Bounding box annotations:
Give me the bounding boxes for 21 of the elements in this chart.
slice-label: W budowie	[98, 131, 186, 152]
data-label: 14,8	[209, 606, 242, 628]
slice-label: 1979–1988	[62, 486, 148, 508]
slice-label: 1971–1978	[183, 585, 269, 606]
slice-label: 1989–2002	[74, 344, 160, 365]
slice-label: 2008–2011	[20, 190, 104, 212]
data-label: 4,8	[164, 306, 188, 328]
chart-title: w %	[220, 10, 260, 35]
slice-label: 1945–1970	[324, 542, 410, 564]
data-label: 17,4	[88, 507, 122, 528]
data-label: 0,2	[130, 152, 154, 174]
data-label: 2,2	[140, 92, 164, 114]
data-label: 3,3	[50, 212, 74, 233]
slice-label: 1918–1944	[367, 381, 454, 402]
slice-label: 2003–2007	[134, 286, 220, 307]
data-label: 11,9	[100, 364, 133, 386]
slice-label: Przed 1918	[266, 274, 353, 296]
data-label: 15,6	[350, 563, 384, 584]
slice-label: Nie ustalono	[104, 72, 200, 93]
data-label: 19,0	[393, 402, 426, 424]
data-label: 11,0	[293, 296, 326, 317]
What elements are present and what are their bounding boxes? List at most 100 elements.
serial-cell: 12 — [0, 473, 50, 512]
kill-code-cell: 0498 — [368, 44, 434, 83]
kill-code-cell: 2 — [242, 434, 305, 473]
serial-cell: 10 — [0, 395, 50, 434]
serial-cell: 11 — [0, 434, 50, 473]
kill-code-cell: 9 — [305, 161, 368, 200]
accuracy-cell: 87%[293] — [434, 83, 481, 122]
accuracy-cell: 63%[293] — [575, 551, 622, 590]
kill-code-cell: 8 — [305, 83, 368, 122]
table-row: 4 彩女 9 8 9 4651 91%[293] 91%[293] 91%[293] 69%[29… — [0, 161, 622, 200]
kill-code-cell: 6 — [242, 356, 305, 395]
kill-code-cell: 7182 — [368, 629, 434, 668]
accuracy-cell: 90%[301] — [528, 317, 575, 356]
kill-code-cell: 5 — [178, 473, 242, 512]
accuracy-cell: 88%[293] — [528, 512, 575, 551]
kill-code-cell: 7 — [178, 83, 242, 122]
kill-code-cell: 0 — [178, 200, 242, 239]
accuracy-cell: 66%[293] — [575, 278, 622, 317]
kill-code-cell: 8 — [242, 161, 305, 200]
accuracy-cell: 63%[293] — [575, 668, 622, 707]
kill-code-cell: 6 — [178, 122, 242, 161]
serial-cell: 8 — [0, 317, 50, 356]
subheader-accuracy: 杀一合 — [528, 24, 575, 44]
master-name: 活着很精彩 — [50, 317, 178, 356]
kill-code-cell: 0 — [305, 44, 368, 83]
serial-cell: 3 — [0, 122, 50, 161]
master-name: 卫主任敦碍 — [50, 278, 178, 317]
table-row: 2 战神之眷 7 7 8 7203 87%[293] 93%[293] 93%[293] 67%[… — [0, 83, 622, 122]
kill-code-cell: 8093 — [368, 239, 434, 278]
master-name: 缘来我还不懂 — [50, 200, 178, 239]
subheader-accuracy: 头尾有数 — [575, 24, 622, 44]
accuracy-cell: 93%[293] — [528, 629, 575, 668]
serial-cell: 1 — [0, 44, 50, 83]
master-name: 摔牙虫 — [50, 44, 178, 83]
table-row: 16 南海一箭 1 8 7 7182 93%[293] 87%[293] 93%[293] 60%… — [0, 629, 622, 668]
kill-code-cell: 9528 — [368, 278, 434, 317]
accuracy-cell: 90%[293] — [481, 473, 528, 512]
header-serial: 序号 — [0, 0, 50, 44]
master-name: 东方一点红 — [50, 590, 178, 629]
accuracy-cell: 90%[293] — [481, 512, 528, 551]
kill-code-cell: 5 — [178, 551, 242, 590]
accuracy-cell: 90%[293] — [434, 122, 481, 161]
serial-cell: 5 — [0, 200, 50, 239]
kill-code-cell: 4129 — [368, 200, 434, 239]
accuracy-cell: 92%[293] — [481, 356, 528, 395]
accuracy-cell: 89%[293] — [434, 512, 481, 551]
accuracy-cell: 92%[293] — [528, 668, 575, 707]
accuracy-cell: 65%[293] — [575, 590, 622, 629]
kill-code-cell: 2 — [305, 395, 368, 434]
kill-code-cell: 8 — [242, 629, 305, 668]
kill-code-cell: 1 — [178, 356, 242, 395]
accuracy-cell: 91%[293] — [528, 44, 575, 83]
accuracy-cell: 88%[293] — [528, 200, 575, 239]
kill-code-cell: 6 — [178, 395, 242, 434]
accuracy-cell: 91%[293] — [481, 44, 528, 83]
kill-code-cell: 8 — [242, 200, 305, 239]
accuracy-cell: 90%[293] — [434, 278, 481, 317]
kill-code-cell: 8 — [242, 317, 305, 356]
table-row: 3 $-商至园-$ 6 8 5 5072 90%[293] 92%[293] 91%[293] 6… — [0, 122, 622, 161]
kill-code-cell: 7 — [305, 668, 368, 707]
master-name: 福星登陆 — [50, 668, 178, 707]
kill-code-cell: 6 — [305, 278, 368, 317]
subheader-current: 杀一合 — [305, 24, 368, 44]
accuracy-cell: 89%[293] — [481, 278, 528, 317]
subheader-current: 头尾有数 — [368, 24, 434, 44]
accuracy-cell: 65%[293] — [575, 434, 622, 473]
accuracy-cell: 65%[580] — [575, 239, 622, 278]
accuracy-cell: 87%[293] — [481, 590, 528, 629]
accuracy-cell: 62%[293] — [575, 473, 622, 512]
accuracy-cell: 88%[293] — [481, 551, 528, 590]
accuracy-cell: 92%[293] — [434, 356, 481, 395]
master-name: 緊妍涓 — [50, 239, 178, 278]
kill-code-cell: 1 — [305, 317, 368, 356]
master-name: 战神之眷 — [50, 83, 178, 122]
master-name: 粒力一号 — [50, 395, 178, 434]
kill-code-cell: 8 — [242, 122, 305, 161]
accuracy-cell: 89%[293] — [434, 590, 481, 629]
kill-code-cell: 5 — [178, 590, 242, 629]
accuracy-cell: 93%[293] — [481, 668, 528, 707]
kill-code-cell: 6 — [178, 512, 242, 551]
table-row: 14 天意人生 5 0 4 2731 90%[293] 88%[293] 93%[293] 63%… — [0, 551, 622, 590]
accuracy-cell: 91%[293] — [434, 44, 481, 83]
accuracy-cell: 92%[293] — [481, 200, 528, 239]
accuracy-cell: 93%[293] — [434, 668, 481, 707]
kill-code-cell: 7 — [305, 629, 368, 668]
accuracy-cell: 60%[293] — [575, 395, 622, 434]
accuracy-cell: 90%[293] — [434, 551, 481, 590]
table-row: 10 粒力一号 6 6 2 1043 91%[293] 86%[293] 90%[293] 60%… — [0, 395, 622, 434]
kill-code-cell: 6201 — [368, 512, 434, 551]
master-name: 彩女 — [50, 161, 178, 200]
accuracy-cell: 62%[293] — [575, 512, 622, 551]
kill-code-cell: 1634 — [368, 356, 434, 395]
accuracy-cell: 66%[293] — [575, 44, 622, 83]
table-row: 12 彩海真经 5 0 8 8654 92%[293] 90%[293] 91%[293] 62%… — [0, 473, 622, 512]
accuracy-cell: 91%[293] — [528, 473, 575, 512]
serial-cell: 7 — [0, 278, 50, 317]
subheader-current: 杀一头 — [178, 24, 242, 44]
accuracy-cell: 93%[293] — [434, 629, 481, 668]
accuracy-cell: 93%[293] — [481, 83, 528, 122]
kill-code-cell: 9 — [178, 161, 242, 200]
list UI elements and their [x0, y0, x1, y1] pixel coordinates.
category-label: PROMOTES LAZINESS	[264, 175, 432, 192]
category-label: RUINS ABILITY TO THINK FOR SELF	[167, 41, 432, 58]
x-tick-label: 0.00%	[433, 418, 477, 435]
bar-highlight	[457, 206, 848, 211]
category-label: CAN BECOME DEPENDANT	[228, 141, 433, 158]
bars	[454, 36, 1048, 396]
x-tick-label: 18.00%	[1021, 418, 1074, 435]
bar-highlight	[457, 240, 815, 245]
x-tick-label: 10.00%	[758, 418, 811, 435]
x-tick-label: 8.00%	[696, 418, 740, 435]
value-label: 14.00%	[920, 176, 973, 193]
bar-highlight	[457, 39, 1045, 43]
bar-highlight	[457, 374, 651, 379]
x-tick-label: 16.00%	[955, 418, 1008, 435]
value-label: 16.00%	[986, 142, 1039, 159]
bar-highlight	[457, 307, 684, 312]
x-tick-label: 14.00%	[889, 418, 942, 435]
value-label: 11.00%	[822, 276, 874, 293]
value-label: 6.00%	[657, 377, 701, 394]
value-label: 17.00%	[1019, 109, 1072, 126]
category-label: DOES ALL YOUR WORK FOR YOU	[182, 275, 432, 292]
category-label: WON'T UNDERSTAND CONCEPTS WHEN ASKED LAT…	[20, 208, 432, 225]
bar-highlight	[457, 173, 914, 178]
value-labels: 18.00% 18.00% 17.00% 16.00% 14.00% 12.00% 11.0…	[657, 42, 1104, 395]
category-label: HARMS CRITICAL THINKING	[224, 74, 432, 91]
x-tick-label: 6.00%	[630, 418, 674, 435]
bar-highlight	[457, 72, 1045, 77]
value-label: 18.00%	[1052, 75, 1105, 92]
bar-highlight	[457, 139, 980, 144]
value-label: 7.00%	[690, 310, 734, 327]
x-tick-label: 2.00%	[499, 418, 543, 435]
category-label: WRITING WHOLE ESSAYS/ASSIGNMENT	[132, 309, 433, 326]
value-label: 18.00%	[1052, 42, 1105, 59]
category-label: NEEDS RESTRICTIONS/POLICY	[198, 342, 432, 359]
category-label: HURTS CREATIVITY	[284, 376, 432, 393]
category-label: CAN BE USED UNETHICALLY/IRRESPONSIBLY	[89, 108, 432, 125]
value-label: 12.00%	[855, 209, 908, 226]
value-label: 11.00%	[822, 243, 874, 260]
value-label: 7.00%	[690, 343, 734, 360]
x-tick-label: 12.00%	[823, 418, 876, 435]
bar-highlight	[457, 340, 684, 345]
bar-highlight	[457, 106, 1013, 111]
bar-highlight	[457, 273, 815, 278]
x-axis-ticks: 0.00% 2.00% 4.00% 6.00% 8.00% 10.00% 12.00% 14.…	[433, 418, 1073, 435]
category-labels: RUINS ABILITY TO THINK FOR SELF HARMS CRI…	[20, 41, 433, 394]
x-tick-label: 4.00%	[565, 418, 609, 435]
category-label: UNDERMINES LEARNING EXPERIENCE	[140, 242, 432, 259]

Prompt: How many lines of the listing contain the string "SELF"? Reply with the number only.

Answer to the problem: 2